Written task - State how many lines in the records below contain the string "depression", treating uppercase and lowercase as different. Give only the number.

Recorded information -
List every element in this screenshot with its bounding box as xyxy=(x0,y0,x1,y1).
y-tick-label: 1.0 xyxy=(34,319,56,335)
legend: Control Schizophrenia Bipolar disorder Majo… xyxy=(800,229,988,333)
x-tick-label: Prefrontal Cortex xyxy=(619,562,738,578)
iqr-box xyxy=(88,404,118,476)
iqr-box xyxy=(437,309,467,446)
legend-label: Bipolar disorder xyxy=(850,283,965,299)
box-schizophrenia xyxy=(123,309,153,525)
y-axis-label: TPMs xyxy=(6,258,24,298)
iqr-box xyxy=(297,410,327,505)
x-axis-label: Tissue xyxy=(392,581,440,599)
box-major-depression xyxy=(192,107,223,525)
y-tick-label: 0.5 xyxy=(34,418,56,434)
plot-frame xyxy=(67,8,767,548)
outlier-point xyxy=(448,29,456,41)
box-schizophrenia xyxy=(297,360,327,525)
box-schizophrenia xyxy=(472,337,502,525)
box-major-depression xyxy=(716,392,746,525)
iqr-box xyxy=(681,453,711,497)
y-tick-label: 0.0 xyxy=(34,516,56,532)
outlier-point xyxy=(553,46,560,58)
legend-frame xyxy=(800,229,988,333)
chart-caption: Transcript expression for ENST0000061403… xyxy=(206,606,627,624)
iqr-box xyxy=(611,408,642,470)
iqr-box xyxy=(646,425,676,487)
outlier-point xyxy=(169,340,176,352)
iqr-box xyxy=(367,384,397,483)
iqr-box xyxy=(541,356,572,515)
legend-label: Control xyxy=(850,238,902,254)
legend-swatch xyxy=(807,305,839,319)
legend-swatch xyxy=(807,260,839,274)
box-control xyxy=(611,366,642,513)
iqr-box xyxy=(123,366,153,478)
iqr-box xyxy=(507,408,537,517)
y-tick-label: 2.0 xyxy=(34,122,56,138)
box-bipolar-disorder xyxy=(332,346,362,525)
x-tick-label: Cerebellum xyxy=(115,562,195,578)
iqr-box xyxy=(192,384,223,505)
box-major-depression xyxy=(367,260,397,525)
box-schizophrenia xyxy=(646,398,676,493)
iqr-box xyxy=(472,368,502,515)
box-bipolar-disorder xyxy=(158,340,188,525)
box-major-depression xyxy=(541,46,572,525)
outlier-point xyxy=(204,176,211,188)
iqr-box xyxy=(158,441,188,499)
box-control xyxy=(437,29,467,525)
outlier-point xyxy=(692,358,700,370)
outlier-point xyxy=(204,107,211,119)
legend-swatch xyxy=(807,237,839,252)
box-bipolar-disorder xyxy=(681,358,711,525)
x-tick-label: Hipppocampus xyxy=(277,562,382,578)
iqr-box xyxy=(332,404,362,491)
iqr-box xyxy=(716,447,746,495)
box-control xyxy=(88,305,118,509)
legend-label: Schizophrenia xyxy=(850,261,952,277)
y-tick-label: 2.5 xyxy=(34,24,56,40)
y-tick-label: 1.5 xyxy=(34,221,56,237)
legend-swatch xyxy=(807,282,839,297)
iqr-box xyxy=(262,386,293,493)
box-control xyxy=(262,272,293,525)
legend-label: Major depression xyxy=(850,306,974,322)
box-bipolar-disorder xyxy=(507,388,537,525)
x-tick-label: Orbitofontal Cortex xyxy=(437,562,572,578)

Finished exercise - 5